[Begin ARTICLE]

Monday, 24 April 2017

*** Scarce Species Alert ***

Today's gorgeous specimen! - Photo courtesy of Derek Lees
Ray Fellows was over this afternoon and at about 14.15 discovered a drake Garganey on the Marsh. Unusually this bird was apparently unpaired.

The bird was in a fabulous state of plumage and was still present at 16.20 being well photographed by Derek Lees and his friend Jud Foster. Unfortunately the bird is keeping company with two very nervous Common Teal which seem to take flight at the sight of  anyone on the mineral line, inevitably, closely followed by the equally nervous Garganey!

So far though the birds seem reluctant to leave the swag completely and given today's weather and the weather predicted for the next few days there has to be a chance that it will stay around to be enjoyed.

For the record, Ray also confirmed audibles of at least one of the Grasshopper Warblers on the set-aside field.

Big thank you to Derek for permission to use his brilliant photograph of an equally brilliant specimen of Garganey. Always a good 'Tick' and this one is particularly splendid and worth a go if you get the chance - Chaz

Sunday, 23 April 2017

The Fall of the Acrocephalus ! (Updated)

WOW! What about that for an opening gambit eh? 'The Fall of the Acrocephalus
Bigging my act-up or what?

I had a hunch that today would be the day and for once I was right. I crossed the tin bridge and my eye was immediately caught by a stonking male Northern Wheatear feeding around the horse poo on the second paddock. This one really was 'The Mutt's Nuts' and in about the most pristine state of breeding plumage you could imagine, straight off the pages of a field guide.

Northern Wheatear - Not todays bird!

[End ARTICLE]

== TO DO ==
[a] Answer these questions about the blog:
(i) At what time did Ray Fellows discover the drake Garganey?
(ii) What birds is the Garganey keeping company with?
(iii) Where was the male Northern Wheatear feeding?
[b] Translate this sentence from the blog into Spanish: "Unusually this bird was apparently unpaired."
[c] Name every person mentioned in the blog.

[Begin SUPPLIED MATERIAL]

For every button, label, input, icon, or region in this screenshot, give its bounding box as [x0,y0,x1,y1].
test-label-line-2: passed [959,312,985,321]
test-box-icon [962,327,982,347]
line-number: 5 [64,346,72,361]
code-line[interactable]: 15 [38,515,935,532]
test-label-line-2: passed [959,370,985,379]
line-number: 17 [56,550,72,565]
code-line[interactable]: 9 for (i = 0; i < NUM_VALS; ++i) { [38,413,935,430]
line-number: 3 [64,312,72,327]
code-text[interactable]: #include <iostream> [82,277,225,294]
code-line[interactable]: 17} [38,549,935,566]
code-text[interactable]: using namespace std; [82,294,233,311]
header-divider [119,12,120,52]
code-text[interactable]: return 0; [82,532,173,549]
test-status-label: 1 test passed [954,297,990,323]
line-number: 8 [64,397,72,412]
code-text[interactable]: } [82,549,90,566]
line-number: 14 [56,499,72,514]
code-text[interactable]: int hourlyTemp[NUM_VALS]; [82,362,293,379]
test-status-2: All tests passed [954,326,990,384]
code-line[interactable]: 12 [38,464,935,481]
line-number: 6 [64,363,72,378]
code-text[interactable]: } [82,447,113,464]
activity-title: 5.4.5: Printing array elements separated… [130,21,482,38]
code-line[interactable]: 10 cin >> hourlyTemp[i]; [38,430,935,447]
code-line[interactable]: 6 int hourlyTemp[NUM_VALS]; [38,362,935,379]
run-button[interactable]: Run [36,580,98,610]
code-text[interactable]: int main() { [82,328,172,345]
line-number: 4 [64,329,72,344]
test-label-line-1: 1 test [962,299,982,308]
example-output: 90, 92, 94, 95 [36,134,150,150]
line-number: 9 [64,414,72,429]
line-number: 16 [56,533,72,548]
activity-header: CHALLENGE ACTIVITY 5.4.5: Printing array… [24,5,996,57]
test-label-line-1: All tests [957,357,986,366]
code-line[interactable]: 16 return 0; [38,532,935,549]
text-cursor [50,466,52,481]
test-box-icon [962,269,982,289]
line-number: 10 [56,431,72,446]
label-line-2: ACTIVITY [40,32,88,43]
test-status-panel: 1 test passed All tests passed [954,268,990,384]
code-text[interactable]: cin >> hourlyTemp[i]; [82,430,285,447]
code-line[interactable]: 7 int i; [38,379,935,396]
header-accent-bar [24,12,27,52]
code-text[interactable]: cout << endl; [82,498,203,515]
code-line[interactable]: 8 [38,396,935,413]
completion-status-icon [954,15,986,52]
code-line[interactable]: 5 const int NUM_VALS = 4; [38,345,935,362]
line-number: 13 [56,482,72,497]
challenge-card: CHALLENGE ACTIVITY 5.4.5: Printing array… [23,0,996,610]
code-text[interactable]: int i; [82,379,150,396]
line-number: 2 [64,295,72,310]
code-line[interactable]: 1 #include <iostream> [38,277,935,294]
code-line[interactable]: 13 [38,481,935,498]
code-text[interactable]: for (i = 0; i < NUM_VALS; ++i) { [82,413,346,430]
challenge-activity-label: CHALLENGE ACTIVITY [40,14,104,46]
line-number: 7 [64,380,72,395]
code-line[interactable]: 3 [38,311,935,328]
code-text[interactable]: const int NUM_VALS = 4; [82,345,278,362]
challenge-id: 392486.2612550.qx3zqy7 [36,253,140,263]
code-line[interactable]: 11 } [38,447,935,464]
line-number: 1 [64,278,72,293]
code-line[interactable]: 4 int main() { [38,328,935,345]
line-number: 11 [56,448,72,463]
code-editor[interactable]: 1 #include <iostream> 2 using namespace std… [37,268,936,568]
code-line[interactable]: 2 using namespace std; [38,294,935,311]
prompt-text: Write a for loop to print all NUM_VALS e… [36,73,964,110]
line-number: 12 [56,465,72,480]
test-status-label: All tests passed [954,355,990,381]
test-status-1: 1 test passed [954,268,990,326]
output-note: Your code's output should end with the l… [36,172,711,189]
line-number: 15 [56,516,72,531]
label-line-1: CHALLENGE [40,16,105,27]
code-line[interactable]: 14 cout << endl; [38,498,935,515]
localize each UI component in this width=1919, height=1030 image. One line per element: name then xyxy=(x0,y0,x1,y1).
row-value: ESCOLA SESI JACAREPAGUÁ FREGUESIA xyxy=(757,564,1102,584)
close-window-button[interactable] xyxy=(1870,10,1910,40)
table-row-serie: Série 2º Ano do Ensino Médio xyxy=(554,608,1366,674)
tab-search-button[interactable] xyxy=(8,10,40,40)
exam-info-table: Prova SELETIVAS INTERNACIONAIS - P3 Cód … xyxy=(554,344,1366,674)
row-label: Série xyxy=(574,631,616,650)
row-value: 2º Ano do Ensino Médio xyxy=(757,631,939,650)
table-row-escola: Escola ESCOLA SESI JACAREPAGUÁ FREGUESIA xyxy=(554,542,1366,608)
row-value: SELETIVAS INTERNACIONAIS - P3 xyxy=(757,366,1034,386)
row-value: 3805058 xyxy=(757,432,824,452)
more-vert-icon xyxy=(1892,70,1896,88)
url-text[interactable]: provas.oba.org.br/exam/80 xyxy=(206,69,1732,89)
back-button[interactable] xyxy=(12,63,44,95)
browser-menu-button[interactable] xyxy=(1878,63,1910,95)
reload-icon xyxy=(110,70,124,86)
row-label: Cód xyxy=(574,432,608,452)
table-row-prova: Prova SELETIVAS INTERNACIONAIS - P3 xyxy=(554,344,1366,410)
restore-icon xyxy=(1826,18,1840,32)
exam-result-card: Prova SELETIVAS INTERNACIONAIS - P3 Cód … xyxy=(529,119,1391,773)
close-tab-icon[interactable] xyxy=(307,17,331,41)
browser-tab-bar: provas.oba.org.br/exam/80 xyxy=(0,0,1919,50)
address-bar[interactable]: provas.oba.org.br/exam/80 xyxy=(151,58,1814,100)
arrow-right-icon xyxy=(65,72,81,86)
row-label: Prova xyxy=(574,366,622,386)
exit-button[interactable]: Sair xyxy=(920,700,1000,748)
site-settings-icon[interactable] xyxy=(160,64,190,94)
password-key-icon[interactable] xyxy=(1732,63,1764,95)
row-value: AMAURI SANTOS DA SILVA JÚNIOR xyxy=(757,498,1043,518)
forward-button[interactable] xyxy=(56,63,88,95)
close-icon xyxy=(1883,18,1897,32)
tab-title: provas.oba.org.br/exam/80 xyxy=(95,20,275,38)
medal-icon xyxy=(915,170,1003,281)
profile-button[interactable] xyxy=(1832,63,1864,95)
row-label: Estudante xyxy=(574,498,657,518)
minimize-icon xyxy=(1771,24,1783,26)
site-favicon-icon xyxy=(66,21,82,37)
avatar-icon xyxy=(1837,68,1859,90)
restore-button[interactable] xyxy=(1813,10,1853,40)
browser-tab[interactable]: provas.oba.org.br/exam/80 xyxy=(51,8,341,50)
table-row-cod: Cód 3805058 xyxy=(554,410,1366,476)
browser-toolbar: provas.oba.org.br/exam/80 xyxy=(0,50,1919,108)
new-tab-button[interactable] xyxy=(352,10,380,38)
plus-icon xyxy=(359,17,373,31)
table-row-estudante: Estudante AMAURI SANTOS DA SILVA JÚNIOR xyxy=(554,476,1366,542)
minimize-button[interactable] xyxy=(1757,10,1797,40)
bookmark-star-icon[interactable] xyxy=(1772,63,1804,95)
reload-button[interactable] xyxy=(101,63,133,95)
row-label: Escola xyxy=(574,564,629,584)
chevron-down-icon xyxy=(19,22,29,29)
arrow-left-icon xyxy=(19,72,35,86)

[End SUPPLIED MATERIAL]

== WRITTEN ANSWERS ==
[a]
(i) At about 14.15
(ii) Two very nervous Common Teal
(iii) Around the horse poo on the second paddock

[b] Inusualmente, esta ave aparentemente no estaba emparejada.

[c] Derek Lees, Ray Fellows, Jud Foster, Chaz